• [Instructions for the task]:
Copy every line from the data below in which the string "серой" can be found.

[Stored data]
........

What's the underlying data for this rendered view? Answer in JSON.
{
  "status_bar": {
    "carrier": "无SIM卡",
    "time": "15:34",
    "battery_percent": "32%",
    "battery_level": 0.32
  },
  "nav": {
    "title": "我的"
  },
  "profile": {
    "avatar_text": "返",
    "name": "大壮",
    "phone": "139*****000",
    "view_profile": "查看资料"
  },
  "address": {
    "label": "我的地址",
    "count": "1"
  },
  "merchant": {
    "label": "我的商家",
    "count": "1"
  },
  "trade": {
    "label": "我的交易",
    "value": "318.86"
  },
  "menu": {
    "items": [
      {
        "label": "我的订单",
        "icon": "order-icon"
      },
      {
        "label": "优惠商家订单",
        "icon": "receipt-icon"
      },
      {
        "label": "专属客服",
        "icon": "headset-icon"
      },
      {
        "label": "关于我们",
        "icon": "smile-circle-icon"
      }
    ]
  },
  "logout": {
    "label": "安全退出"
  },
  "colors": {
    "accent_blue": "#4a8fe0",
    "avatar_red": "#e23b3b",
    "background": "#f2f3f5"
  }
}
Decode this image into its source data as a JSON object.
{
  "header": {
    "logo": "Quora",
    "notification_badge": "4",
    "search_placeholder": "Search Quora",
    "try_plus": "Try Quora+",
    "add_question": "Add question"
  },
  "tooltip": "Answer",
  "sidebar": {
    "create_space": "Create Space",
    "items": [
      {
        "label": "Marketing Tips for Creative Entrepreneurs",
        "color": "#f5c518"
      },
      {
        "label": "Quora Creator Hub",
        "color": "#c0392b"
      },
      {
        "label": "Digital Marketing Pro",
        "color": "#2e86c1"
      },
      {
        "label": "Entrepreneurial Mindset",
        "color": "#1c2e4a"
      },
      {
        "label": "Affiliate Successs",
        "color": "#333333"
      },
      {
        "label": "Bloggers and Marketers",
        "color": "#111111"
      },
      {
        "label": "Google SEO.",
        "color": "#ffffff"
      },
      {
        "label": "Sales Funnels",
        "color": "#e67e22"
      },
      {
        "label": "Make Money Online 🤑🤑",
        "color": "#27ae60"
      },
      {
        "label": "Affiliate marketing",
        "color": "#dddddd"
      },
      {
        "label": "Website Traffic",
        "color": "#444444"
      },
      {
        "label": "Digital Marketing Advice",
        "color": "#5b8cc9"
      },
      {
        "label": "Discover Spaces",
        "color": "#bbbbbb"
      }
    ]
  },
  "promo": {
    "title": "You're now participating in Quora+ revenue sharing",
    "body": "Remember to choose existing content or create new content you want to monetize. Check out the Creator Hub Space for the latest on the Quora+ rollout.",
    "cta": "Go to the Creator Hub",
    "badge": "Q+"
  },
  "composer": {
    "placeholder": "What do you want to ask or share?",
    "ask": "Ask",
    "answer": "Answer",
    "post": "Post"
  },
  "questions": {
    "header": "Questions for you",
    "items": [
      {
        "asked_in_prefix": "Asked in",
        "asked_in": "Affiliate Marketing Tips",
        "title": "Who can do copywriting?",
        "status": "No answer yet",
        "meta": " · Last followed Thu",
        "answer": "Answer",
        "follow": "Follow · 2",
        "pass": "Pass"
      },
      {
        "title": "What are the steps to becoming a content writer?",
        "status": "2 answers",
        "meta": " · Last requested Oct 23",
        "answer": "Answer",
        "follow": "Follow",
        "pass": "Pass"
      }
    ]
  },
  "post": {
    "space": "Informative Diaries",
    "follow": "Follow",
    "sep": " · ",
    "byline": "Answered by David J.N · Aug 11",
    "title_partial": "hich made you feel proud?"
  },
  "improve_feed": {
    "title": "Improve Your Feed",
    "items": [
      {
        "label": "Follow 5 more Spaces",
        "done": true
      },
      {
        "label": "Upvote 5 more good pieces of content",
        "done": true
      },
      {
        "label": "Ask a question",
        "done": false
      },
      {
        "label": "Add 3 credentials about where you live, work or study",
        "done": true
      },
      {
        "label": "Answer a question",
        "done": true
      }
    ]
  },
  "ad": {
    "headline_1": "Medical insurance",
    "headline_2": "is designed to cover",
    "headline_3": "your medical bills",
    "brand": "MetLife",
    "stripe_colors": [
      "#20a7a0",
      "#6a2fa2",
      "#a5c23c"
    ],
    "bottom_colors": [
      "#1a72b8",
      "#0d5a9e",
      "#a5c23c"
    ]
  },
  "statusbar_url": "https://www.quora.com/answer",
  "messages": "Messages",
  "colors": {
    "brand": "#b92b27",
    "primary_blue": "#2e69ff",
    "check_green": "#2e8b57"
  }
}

........

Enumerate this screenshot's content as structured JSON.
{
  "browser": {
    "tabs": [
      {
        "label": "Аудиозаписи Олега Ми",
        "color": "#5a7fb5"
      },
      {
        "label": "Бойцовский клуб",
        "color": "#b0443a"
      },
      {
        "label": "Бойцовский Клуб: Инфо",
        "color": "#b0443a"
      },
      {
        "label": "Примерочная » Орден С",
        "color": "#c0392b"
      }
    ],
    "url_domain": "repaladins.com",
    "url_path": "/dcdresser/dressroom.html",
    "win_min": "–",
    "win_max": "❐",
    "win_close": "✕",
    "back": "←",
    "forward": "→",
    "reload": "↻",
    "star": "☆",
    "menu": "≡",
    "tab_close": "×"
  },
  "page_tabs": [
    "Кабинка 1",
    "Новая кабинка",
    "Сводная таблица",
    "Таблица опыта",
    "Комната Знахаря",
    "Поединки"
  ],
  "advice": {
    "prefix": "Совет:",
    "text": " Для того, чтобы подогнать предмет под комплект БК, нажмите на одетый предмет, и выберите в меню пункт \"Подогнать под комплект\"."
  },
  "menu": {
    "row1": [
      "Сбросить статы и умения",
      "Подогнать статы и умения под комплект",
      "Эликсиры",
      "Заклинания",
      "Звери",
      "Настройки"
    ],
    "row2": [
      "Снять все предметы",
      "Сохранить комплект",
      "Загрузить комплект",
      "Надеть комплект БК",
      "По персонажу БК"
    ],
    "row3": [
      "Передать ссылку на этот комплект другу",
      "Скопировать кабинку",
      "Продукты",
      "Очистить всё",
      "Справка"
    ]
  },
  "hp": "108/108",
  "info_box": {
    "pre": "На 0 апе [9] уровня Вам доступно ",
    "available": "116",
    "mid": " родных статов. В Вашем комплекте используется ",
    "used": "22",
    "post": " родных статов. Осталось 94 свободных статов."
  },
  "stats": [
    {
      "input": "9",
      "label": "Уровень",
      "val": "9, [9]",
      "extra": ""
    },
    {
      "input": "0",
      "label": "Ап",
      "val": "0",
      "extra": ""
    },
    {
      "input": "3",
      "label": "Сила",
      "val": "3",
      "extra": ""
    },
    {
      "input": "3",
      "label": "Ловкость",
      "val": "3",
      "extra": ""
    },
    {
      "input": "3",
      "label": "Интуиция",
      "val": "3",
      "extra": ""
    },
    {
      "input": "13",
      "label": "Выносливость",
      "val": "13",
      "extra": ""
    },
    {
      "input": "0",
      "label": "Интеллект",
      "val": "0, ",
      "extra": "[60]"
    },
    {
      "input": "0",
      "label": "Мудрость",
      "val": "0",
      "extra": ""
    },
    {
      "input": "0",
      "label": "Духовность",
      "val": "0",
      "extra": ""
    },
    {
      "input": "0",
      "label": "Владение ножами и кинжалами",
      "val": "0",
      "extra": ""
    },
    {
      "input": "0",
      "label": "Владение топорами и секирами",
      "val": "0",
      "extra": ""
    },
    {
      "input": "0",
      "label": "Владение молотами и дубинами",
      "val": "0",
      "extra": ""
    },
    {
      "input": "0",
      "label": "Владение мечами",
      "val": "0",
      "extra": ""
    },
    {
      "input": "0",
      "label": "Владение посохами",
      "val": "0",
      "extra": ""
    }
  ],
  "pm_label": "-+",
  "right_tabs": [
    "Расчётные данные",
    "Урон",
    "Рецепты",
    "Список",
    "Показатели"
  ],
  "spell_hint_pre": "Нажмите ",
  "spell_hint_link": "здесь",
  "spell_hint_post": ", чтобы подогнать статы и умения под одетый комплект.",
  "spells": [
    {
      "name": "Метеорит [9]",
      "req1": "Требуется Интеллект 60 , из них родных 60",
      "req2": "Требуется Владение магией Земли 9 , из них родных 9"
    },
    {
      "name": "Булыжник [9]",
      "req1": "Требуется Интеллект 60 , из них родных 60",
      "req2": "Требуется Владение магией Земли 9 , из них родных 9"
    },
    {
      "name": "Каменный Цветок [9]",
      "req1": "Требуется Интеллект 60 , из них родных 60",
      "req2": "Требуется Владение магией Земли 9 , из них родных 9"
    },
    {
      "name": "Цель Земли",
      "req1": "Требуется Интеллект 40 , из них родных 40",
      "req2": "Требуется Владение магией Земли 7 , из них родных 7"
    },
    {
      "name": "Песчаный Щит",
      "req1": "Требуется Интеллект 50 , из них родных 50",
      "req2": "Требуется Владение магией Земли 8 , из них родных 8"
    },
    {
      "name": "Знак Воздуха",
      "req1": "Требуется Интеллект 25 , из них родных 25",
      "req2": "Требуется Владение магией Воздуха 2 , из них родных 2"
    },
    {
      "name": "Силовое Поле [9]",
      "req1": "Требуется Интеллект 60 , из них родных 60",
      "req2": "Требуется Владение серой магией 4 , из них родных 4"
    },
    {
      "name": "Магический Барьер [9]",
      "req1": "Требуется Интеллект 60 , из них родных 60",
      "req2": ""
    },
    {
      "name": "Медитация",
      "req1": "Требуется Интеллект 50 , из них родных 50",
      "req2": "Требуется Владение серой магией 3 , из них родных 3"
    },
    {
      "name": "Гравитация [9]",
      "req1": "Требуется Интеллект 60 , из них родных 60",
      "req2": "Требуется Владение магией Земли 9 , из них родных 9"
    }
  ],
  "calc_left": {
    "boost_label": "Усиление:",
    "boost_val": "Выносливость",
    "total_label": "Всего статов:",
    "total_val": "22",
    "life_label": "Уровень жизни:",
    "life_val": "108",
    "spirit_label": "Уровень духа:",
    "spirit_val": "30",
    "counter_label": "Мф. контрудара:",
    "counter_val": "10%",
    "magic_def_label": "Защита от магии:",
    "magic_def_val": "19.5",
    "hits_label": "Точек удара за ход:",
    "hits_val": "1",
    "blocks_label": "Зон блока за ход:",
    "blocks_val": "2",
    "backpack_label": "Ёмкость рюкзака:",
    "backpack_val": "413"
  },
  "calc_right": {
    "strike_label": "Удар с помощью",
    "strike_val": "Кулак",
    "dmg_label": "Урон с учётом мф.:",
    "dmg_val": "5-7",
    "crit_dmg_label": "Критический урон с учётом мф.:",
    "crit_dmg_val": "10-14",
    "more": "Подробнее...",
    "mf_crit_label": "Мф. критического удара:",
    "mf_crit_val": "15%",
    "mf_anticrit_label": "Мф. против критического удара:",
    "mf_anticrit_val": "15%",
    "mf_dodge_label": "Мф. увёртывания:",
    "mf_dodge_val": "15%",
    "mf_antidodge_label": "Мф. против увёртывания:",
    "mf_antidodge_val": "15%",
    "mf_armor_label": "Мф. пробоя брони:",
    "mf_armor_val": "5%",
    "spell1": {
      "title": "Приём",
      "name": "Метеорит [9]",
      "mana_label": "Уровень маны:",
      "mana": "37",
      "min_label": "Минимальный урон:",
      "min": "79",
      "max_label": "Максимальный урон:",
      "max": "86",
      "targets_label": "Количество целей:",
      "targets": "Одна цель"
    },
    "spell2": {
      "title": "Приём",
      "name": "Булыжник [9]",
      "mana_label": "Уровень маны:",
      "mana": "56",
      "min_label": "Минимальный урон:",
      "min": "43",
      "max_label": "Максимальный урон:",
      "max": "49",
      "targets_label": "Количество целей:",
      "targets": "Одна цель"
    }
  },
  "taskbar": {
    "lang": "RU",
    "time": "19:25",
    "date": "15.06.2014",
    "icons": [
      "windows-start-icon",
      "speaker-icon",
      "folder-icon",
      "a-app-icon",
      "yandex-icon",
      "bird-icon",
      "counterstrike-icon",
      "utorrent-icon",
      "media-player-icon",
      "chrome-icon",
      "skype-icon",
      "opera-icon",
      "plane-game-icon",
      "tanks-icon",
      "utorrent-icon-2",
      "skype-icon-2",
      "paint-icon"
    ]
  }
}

........

• [Full output]:
      "req2": "Требуется Владение серой магией 4 , из них родных 4"
      "req2": "Требуется Владение серой магией 3 , из них родных 3"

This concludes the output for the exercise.